* **The request**: Restate each entry word for word, leaving nothing out.

* **Source data**:
--- begin ---
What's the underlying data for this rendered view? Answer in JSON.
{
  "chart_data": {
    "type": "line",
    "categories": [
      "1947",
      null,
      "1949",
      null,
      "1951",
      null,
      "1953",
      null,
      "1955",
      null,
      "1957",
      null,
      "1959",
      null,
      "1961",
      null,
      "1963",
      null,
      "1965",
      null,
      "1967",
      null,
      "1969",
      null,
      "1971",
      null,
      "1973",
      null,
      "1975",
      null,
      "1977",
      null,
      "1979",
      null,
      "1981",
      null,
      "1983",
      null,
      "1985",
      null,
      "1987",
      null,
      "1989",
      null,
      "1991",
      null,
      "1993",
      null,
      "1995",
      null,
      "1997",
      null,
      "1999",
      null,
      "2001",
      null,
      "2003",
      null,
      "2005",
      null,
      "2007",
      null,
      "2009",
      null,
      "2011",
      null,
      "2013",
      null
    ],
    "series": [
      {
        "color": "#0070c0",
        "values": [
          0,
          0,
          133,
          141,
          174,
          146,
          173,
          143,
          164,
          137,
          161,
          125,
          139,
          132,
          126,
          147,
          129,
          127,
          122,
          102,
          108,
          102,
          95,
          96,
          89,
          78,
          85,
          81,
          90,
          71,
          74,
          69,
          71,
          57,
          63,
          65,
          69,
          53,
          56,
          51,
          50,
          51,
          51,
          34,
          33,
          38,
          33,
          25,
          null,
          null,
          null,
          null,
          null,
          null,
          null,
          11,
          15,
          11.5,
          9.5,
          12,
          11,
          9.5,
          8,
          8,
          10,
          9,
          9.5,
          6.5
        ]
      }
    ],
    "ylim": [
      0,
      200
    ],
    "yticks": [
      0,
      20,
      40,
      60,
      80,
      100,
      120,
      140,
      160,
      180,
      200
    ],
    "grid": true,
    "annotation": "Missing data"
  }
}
--- end ---
* **Problem solution**:
What's the underlying data for this rendered view? Answer in JSON.
{
  "chart_data": {
    "type": "line",
    "categories": [
      "1947",
      null,
      "1949",
      null,
      "1951",
      null,
      "1953",
      null,
      "1955",
      null,
      "1957",
      null,
      "1959",
      null,
      "1961",
      null,
      "1963",
      null,
      "1965",
      null,
      "1967",
      null,
      "1969",
      null,
      "1971",
      null,
      "1973",
      null,
      "1975",
      null,
      "1977",
      null,
      "1979",
      null,
      "1981",
      null,
      "1983",
      null,
      "1985",
      null,
      "1987",
      null,
      "1989",
      null,
      "1991",
      null,
      "1993",
      null,
      "1995",
      null,
      "1997",
      null,
      "1999",
      null,
      "2001",
      null,
      "2003",
      null,
      "2005",
      null,
      "2007",
      null,
      "2009",
      null,
      "2011",
      null,
      "2013",
      null
    ],
    "series": [
      {
        "color": "#0070c0",
        "values": [
          0,
          0,
          133,
          141,
          174,
          146,
          173,
          143,
          164,
          137,
          161,
          125,
          139,
          132,
          126,
          147,
          129,
          127,
          122,
          102,
          108,
          102,
          95,
          96,
          89,
          78,
          85,
          81,
          90,
          71,
          74,
          69,
          71,
          57,
          63,
          65,
          69,
          53,
          56,
          51,
          50,
          51,
          51,
          34,
          33,
          38,
          33,
          25,
          null,
          null,
          null,
          null,
          null,
          null,
          null,
          11,
          15,
          11.5,
          9.5,
          12,
          11,
          9.5,
          8,
          8,
          10,
          9,
          9.5,
          6.5
        ]
      }
    ],
    "ylim": [
      0,
      200
    ],
    "yticks": [
      0,
      20,
      40,
      60,
      80,
      100,
      120,
      140,
      160,
      180,
      200
    ],
    "grid": true,
    "annotation": "Missing data"
  }
}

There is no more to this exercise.